Check each line of the listing below for the string "страховой", and give only how many lines hold it.

───── Dataset rows

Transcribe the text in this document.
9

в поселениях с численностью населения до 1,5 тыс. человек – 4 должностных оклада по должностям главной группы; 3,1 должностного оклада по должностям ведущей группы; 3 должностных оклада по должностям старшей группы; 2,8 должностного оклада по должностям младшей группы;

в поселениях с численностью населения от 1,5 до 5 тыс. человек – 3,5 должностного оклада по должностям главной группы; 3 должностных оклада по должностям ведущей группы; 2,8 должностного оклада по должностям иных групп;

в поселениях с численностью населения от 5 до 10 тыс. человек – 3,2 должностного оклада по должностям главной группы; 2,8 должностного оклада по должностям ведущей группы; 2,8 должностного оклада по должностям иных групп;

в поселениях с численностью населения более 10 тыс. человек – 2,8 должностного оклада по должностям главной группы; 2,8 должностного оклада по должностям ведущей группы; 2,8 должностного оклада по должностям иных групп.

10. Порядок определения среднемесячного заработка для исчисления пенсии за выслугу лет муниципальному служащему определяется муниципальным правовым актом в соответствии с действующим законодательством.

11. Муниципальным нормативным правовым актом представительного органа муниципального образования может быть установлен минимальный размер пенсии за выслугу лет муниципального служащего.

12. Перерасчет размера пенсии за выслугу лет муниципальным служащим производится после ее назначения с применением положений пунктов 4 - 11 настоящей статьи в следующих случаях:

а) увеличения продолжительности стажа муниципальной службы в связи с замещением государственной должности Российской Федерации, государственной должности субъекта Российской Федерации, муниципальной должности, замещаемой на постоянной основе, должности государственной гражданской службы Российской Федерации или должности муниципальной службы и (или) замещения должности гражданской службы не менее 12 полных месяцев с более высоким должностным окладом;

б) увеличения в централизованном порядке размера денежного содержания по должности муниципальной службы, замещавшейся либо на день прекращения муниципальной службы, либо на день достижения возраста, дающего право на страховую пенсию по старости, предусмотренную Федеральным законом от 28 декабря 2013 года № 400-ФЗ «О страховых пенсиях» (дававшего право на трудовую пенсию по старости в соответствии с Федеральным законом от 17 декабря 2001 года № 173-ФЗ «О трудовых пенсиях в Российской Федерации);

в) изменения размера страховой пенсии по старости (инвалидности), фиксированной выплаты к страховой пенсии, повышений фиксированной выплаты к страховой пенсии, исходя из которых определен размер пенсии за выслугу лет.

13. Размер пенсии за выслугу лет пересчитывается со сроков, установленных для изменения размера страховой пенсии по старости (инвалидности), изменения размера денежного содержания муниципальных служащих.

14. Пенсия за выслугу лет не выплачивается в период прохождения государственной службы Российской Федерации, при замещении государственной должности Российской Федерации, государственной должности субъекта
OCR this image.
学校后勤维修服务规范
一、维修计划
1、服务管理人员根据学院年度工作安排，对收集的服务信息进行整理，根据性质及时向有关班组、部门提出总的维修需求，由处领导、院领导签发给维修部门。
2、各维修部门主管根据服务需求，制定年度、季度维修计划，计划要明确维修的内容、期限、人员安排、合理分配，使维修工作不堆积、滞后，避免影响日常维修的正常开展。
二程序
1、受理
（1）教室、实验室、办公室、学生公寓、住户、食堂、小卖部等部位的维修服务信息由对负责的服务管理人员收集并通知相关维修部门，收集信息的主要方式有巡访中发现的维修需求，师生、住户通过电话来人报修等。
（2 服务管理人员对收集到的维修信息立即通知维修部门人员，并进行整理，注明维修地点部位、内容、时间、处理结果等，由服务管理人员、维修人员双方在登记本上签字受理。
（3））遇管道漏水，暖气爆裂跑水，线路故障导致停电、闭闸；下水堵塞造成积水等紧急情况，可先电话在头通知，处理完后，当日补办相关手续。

──────────

# Exercise output
2